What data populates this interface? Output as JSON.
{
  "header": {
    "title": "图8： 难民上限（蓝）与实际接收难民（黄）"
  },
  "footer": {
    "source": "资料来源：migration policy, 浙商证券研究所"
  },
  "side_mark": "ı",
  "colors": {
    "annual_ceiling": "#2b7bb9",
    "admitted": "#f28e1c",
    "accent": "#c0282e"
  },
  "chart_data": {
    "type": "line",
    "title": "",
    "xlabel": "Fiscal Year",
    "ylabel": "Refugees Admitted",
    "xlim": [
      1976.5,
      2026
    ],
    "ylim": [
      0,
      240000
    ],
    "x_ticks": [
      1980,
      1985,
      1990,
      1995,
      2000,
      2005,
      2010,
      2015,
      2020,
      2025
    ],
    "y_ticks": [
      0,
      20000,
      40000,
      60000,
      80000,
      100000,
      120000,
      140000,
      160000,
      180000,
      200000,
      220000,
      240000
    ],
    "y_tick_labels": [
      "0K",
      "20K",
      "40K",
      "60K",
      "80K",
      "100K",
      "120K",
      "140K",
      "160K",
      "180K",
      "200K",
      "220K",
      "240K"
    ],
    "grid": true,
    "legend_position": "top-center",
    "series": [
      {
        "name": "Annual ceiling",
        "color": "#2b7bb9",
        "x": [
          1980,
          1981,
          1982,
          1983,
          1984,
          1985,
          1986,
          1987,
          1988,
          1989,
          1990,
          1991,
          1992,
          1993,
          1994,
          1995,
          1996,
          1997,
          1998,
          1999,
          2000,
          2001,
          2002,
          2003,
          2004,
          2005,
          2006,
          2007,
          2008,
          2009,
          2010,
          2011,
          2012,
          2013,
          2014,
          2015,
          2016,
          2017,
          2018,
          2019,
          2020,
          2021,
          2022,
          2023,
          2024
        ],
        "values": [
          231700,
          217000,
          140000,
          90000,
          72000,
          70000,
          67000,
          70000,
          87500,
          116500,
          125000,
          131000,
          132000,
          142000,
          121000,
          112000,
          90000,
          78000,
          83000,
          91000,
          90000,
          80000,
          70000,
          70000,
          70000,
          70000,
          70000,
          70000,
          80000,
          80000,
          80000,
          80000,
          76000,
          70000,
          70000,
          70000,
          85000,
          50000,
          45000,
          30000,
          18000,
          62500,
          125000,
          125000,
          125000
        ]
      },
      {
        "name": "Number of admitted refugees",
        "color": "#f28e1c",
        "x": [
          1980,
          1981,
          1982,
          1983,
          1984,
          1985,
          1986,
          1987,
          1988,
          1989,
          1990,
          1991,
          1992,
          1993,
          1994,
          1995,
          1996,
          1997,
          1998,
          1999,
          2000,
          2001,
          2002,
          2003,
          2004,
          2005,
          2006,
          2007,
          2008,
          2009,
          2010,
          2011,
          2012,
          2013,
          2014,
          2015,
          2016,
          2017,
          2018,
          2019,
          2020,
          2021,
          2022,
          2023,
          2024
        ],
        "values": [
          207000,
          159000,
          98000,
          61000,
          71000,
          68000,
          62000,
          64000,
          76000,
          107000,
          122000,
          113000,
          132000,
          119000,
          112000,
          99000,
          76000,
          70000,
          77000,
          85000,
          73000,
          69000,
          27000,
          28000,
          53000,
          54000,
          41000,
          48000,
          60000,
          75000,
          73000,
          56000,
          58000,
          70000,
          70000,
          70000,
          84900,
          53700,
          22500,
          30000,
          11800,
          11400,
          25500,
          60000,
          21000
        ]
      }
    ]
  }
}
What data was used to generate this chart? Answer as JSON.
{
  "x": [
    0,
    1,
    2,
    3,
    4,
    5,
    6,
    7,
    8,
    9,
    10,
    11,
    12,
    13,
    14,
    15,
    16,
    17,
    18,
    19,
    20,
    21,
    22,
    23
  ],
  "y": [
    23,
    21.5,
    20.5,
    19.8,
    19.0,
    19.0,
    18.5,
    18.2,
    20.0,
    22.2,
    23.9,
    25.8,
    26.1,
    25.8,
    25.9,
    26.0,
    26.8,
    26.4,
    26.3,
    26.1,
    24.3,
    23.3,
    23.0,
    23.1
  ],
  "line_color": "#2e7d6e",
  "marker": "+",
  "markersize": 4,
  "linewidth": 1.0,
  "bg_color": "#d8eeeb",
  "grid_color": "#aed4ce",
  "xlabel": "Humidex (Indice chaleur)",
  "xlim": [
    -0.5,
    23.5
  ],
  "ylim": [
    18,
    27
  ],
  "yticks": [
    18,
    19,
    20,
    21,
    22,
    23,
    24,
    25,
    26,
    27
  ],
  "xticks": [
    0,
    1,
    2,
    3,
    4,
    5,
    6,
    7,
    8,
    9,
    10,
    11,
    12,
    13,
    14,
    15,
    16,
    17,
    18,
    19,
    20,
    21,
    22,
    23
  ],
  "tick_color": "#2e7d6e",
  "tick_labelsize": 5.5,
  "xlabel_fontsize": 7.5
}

◆ Stated goal ◆
Copy out every line of the material above that mentions the word "this".

◆ Task solution ◆
What data populates this interface? Output as JSON.
What data was used to generate this chart? Answer as JSON.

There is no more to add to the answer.